start THE RECORDS

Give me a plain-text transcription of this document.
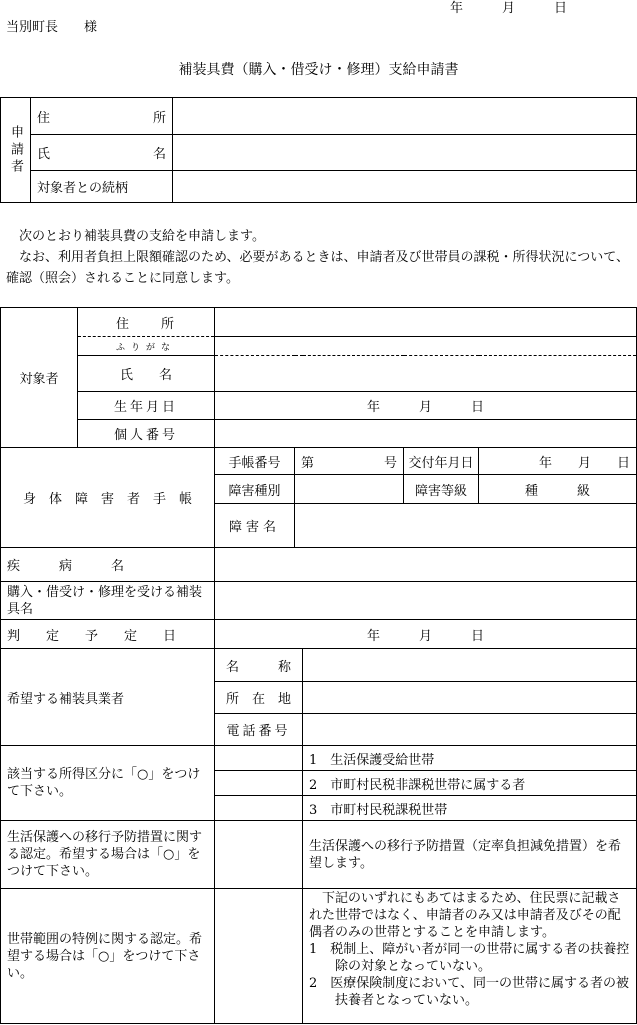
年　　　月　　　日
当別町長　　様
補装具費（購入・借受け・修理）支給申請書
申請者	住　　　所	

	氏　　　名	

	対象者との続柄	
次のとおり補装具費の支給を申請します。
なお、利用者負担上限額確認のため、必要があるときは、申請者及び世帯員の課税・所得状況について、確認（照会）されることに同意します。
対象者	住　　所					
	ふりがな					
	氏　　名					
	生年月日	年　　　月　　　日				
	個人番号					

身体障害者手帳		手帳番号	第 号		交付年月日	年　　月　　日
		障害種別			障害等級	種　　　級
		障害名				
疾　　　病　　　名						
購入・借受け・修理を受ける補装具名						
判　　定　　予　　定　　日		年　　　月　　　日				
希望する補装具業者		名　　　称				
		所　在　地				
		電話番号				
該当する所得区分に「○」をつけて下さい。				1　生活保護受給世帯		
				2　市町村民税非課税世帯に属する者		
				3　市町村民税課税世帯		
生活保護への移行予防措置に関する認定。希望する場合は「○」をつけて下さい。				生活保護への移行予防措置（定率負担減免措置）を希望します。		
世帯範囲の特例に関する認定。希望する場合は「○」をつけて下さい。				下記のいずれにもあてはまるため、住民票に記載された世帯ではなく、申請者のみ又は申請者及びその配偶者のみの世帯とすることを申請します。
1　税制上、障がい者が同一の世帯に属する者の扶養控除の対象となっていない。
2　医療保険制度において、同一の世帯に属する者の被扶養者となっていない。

end THE RECORDS
start THE RECORDS

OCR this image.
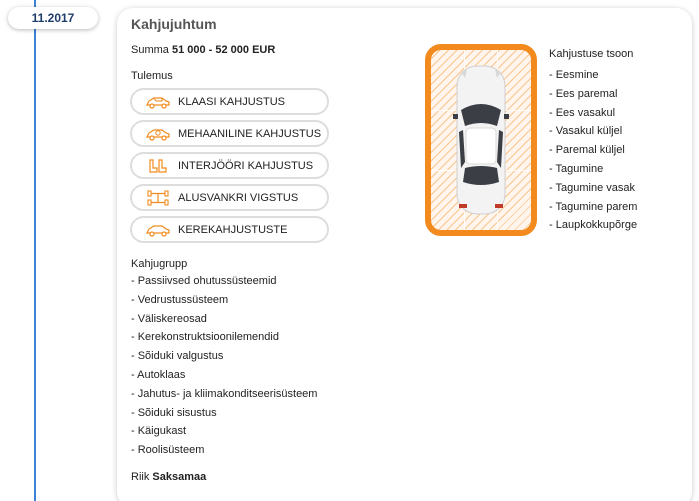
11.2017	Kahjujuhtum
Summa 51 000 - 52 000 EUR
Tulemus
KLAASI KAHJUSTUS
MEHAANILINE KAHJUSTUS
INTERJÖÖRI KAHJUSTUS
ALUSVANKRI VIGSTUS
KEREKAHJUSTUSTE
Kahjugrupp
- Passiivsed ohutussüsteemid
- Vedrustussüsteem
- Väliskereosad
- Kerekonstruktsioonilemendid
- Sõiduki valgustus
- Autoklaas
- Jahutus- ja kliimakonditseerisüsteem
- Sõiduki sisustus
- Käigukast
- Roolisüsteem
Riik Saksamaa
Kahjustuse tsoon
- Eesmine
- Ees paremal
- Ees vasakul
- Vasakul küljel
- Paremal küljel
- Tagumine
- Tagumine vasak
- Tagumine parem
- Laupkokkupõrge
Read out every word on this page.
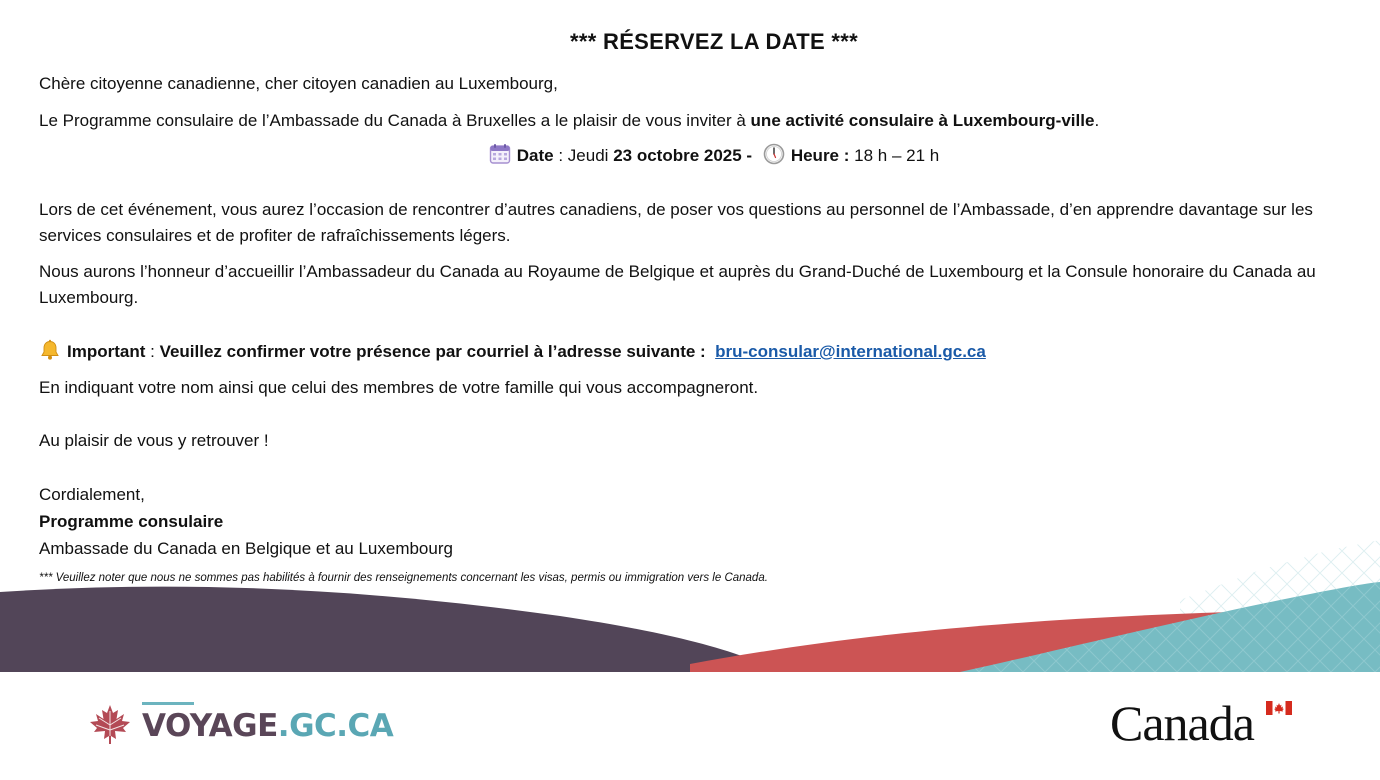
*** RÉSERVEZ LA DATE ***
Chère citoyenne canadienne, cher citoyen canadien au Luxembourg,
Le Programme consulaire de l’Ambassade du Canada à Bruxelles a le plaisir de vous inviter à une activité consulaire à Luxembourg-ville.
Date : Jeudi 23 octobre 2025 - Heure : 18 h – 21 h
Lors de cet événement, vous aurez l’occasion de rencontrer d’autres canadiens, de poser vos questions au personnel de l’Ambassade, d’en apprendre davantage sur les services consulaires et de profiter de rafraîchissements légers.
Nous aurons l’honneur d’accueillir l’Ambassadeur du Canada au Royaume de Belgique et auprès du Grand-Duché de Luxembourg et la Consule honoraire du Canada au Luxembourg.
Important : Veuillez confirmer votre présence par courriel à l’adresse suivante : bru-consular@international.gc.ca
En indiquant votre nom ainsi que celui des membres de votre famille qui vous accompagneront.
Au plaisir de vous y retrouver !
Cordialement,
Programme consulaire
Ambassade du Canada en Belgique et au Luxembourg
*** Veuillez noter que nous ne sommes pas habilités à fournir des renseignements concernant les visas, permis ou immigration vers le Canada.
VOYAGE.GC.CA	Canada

end THE RECORDS

*DIRECTION*:
Identify the lines in the entries that hold "plaisir" and return each one.

*FINISHED EXERCISE*:
Le Programme consulaire de l’Ambassade du Canada à Bruxelles a le plaisir de vous inviter à une activité consulaire à Luxembourg-ville.
Au plaisir de vous y retrouver !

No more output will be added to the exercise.